[Dataset rows about figures]
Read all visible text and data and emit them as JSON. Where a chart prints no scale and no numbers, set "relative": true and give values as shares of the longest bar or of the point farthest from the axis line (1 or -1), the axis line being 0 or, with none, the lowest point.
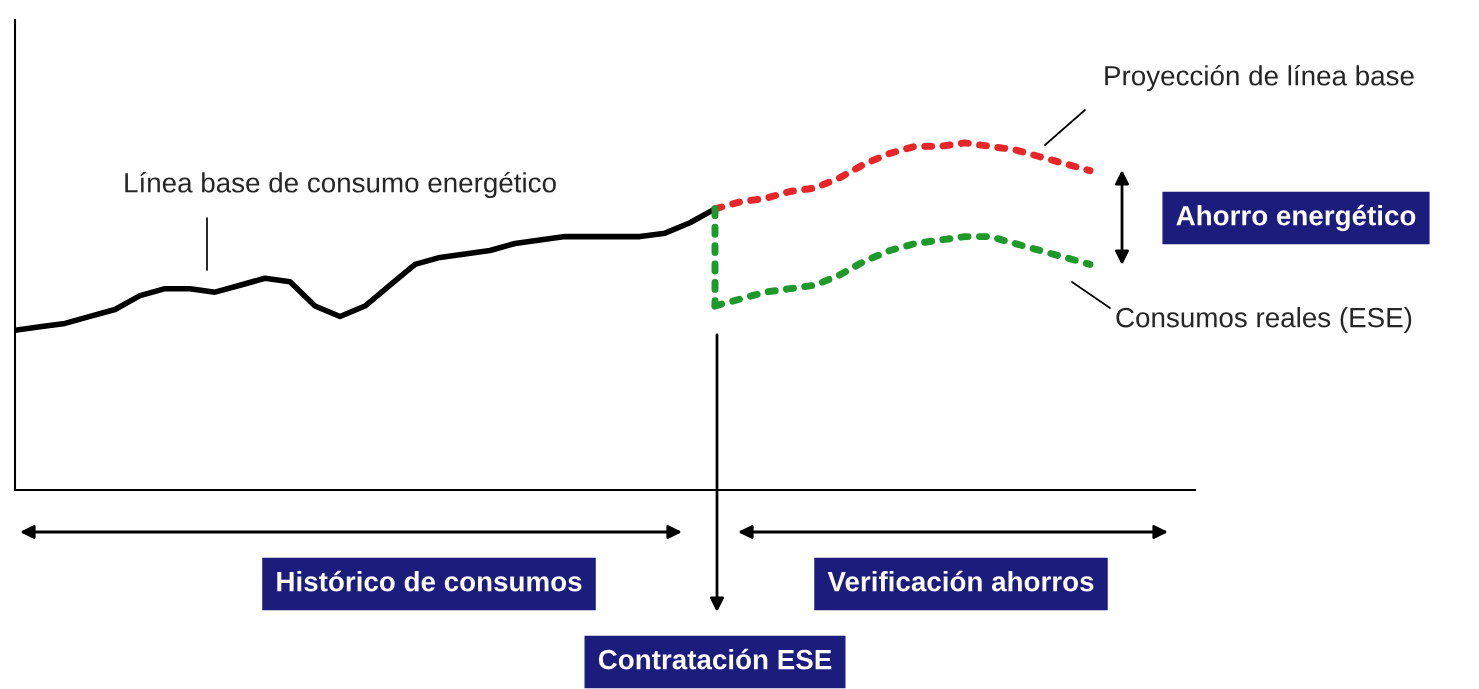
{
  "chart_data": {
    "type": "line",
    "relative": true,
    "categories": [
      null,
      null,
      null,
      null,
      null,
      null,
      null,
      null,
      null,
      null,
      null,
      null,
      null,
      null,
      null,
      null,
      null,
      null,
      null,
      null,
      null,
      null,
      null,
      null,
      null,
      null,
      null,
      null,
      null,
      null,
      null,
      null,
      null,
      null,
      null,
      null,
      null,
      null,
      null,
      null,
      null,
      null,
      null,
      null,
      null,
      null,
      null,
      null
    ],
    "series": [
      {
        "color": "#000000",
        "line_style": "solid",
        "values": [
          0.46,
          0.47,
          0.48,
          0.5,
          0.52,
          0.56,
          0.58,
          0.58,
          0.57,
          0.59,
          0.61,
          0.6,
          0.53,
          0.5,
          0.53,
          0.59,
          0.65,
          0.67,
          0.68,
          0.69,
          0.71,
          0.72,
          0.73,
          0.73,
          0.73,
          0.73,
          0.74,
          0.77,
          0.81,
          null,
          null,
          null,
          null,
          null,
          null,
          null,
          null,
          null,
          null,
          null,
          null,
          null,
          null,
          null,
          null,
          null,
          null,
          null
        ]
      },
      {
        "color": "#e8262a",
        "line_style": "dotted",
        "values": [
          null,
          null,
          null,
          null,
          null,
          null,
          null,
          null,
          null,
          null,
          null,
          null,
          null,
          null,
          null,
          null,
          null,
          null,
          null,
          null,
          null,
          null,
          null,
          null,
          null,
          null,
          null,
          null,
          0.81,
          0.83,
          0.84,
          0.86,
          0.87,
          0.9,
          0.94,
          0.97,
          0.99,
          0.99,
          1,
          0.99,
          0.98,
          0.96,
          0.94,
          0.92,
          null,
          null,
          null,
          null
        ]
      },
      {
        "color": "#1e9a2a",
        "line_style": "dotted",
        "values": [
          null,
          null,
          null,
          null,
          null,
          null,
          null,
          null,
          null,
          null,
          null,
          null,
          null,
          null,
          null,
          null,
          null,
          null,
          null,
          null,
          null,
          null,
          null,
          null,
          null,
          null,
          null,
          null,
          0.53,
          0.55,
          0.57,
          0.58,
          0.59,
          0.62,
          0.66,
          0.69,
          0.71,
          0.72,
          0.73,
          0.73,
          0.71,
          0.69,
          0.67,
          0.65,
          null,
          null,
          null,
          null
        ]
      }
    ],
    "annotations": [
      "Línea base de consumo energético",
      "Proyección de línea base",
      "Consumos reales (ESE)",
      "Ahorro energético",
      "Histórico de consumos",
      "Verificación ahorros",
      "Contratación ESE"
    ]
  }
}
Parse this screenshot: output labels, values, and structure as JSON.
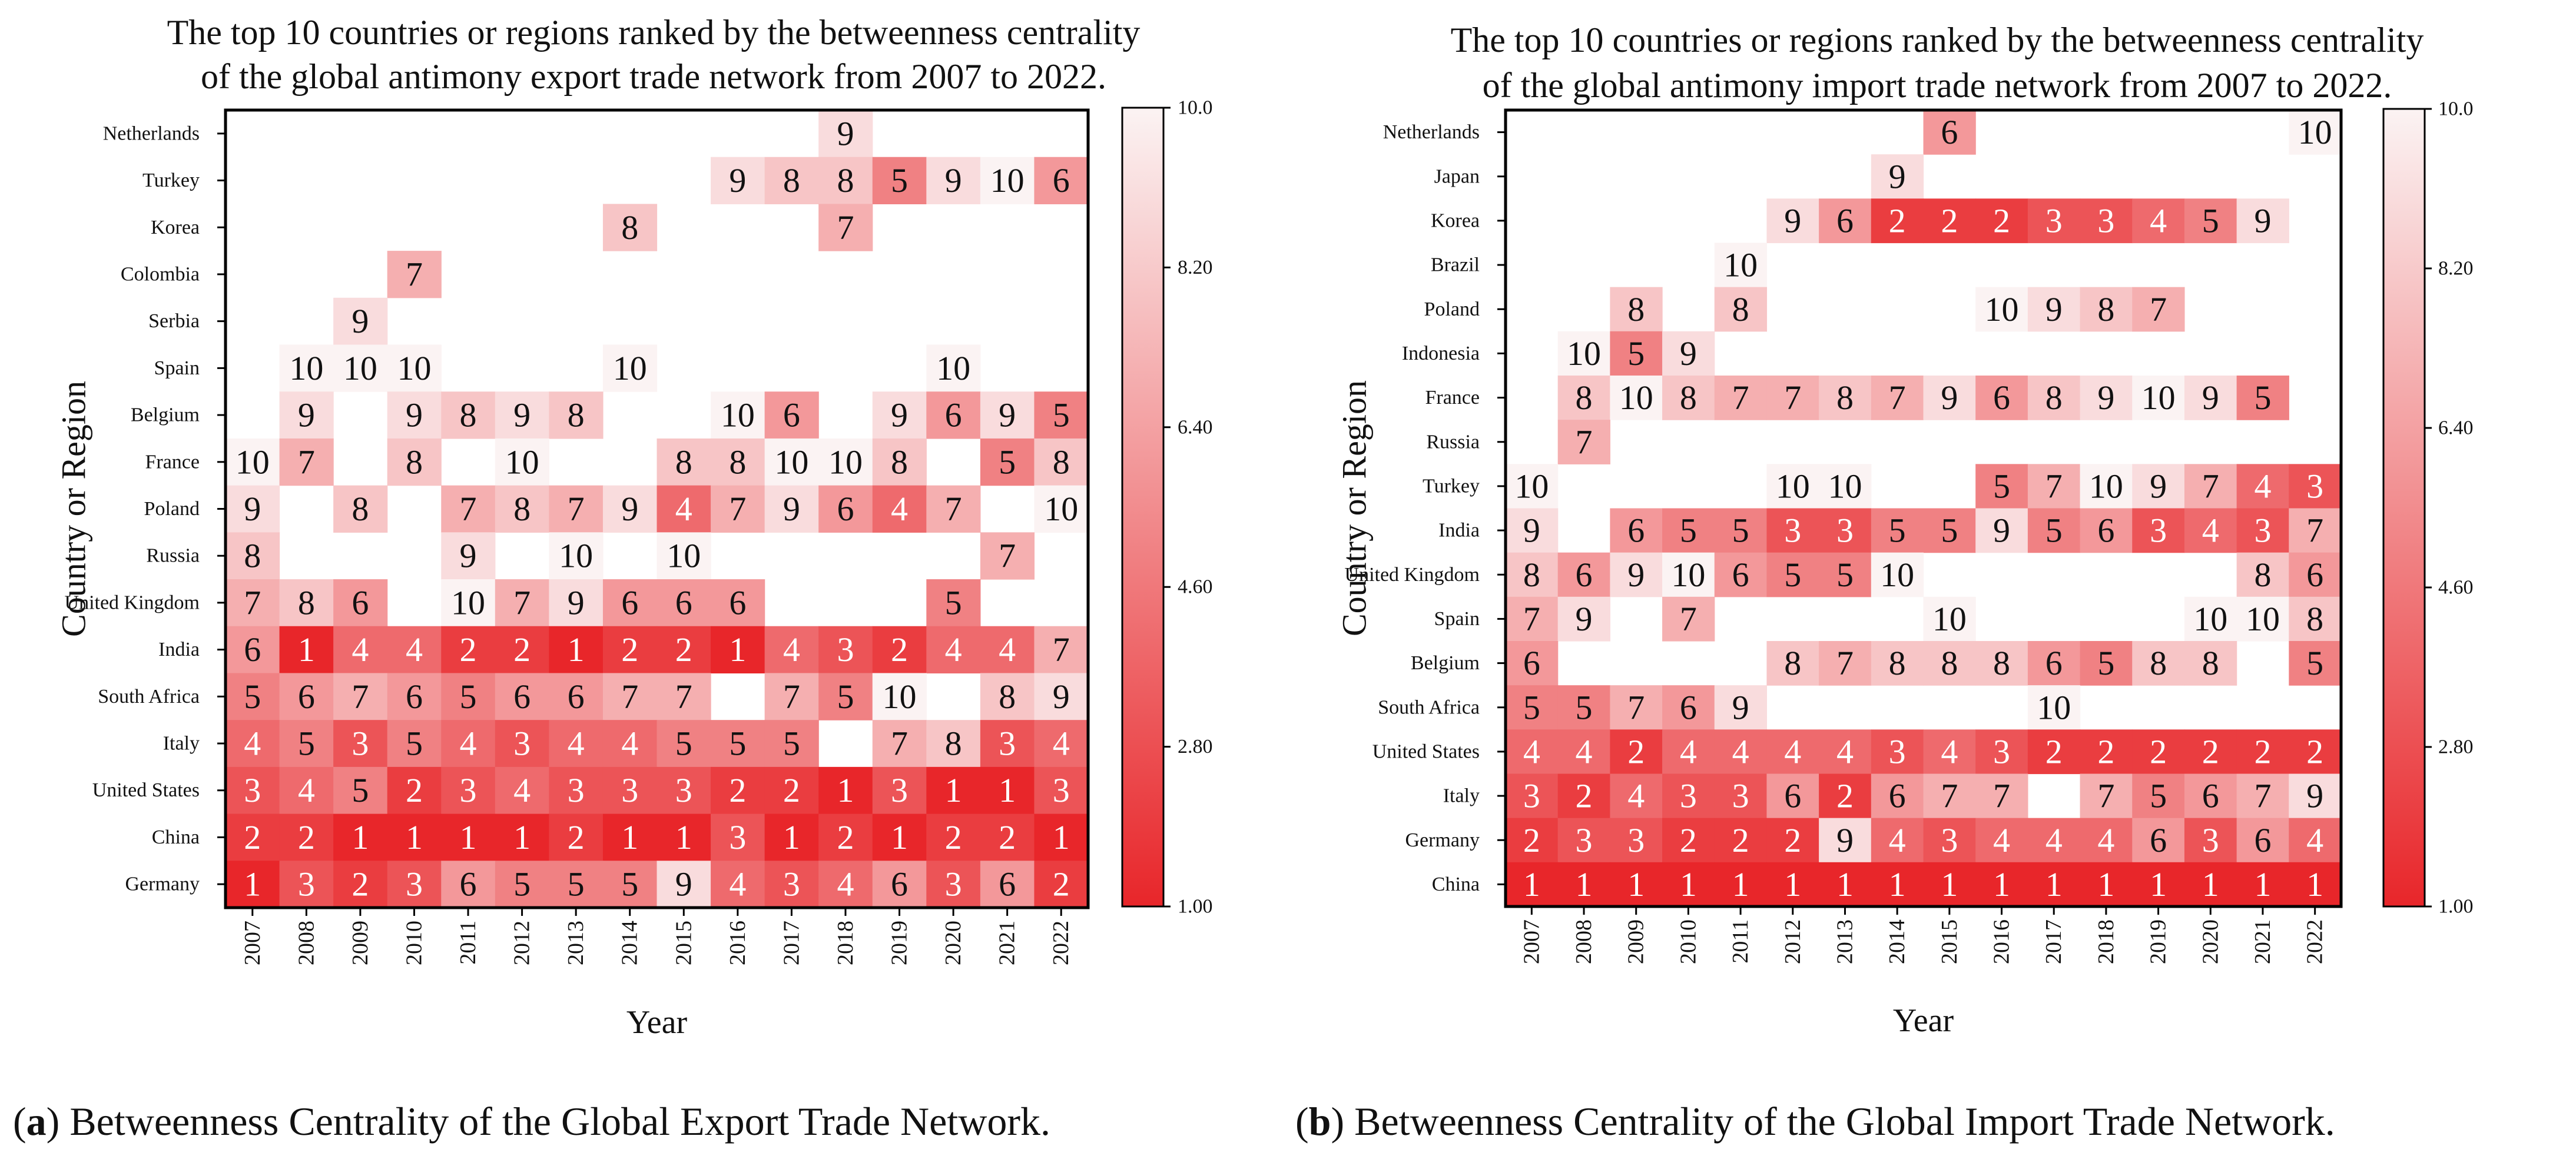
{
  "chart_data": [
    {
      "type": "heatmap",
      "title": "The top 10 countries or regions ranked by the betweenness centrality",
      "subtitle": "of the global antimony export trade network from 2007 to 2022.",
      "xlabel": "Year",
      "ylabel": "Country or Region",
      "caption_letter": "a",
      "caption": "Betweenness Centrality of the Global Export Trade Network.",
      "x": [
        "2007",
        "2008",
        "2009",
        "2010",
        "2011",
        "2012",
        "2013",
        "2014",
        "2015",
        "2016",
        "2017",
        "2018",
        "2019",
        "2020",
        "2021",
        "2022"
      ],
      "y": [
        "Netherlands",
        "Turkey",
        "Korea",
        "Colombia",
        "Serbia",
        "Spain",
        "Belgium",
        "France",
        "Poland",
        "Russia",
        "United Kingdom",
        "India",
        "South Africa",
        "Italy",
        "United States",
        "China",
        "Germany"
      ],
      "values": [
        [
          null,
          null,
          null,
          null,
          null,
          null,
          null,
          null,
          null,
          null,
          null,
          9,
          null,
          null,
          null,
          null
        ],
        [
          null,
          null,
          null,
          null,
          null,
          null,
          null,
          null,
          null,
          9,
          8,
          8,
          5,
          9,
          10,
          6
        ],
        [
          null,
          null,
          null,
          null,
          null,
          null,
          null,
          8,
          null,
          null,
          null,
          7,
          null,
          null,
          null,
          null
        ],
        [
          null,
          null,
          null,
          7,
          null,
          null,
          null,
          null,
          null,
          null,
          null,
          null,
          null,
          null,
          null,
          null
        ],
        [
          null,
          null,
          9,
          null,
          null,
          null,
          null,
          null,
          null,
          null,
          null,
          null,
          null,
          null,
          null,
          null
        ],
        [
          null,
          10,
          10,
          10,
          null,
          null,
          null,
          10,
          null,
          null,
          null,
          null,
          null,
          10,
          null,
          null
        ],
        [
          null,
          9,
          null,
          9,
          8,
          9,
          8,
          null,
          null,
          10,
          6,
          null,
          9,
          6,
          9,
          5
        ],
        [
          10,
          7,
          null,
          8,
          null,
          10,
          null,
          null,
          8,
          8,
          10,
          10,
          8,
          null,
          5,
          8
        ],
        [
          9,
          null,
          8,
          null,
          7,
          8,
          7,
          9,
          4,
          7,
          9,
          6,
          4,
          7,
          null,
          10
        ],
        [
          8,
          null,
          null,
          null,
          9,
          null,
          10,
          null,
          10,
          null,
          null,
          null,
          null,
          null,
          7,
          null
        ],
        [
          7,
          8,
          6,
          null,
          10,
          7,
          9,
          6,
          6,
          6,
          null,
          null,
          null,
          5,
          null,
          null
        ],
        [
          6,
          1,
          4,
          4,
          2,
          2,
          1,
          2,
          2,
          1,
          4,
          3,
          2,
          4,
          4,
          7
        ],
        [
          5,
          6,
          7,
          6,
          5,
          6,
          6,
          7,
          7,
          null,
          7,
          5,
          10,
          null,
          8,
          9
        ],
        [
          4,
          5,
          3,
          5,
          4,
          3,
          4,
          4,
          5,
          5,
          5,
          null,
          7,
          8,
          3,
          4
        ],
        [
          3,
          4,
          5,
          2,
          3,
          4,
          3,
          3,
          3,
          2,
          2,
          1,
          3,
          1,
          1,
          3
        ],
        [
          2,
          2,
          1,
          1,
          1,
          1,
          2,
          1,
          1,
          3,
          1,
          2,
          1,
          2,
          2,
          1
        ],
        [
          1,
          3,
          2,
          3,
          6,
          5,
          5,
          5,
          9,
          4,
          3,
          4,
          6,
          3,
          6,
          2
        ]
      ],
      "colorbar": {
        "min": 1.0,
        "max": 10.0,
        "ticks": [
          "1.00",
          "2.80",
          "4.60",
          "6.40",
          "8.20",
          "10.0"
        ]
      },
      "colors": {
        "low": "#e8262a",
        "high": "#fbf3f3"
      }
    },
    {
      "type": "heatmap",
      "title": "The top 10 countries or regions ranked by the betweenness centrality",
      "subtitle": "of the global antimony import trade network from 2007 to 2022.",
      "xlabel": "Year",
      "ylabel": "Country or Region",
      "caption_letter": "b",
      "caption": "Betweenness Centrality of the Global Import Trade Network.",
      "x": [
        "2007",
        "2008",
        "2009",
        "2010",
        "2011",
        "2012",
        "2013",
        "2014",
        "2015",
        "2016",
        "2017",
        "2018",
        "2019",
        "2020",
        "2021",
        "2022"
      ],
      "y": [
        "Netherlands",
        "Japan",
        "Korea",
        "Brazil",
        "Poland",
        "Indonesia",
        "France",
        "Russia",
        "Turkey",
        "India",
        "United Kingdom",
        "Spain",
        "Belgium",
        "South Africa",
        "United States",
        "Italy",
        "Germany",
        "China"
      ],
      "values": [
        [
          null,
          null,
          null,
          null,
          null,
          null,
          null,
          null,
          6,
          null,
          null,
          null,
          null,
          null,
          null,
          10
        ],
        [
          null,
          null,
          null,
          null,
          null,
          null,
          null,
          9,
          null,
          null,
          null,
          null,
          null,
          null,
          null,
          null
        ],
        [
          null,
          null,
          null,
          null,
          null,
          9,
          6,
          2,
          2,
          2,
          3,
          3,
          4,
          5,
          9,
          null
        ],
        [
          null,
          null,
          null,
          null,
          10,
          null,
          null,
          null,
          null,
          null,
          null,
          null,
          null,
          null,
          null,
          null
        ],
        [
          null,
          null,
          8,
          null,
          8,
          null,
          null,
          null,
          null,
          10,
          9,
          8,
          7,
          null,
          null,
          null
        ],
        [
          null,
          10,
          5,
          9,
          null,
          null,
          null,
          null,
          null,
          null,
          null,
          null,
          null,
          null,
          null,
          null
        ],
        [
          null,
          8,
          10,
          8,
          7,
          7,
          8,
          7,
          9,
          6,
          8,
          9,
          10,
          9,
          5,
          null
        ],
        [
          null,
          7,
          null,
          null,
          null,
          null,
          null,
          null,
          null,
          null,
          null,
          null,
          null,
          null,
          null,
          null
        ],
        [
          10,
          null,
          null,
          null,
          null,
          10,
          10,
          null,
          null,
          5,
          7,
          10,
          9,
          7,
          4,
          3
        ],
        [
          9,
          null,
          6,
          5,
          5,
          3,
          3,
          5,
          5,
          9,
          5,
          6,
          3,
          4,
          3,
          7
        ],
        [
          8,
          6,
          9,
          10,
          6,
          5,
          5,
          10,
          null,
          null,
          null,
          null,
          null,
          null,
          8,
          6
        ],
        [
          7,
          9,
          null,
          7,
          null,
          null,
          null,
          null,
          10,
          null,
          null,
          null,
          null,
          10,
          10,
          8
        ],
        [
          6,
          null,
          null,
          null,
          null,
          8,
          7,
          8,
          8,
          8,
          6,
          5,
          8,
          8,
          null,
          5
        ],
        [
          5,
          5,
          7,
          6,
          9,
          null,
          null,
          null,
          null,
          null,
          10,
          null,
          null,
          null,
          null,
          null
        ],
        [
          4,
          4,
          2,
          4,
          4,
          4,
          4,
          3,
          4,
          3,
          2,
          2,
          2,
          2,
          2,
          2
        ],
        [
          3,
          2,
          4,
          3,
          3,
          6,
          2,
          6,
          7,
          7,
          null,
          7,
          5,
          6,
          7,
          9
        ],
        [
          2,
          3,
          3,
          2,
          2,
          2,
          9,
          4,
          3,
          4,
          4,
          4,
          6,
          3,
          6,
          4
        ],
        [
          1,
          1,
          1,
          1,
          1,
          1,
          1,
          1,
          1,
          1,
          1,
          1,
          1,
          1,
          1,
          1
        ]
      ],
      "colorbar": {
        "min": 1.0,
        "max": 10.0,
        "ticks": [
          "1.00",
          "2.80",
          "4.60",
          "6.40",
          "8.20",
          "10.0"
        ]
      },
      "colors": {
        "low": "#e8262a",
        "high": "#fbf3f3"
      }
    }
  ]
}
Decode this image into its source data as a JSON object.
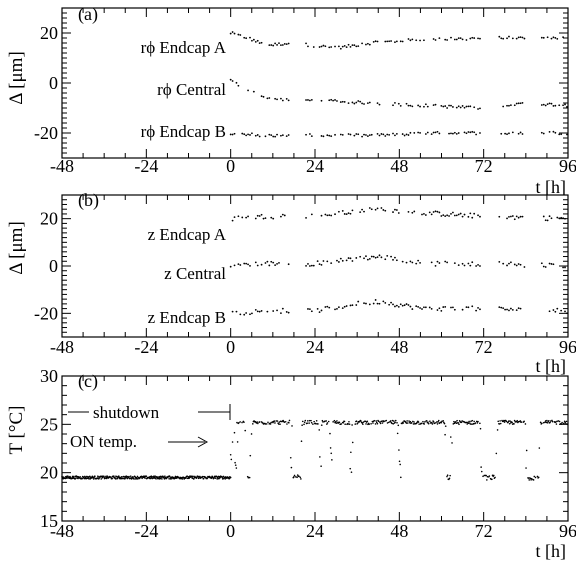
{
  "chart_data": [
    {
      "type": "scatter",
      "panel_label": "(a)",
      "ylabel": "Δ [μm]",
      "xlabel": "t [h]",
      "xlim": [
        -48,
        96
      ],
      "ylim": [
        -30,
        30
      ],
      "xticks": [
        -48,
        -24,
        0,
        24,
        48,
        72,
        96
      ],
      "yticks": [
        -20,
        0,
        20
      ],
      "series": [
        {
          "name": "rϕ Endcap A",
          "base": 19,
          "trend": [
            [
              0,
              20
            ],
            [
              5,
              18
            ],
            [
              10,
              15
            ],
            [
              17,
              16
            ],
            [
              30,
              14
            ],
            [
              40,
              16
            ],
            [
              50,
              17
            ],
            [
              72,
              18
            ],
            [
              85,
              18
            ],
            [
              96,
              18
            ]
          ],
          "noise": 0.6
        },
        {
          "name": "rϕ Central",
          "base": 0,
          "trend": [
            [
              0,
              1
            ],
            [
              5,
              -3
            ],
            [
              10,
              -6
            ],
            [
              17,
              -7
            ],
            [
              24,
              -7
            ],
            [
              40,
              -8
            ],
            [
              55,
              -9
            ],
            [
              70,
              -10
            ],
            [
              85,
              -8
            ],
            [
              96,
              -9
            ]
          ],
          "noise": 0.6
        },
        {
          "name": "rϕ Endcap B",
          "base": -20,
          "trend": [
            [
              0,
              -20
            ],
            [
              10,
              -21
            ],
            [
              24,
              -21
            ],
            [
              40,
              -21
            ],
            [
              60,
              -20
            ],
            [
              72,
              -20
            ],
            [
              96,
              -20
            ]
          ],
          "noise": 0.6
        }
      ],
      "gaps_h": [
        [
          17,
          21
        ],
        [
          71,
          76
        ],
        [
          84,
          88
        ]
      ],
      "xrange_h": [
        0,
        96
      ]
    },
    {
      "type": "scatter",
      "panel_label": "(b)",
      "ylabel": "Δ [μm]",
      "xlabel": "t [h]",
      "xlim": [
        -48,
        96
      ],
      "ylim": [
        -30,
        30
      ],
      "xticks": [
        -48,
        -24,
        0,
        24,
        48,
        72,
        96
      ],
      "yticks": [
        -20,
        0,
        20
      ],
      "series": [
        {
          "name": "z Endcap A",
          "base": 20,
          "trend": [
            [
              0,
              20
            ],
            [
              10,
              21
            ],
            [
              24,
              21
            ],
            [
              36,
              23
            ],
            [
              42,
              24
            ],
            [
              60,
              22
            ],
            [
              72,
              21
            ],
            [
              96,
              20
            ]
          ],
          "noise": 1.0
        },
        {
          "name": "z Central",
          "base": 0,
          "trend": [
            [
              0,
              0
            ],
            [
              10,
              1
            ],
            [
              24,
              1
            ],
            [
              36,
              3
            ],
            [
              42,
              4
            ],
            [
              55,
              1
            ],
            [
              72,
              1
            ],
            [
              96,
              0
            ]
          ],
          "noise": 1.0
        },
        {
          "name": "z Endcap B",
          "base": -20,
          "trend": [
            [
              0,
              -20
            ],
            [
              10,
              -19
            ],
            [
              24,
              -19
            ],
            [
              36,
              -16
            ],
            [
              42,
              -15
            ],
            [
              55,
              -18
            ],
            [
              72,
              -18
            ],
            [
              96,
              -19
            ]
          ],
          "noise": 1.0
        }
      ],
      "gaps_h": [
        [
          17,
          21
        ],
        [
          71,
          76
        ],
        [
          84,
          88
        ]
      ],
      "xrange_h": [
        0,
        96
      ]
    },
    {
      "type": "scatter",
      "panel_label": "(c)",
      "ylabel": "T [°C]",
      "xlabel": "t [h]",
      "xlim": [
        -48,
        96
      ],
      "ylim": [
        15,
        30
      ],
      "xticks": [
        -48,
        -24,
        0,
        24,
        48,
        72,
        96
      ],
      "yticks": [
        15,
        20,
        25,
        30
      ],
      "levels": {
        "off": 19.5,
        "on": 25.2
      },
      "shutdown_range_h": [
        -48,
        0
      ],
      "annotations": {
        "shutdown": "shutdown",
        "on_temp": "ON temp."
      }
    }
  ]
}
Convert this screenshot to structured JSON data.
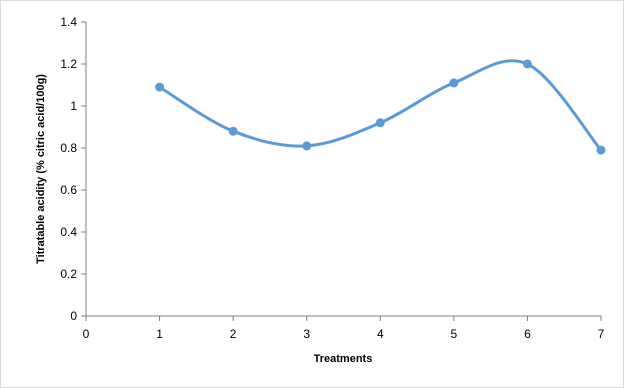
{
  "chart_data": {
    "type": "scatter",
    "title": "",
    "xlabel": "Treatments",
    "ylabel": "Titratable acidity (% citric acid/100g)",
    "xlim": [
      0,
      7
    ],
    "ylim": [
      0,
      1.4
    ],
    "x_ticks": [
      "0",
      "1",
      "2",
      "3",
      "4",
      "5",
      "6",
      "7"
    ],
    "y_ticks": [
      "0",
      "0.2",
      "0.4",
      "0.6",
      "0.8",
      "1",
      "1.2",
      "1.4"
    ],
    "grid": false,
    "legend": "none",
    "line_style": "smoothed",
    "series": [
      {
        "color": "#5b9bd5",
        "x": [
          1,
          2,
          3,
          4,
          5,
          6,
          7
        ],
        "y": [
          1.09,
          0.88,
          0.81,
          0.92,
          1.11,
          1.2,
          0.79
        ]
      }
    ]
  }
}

■ PROBLEM STATEMENT
Say how many lines in this listing hold the string "antimony", giving the count and nothing more.

■ REPLY TO THE TASK
2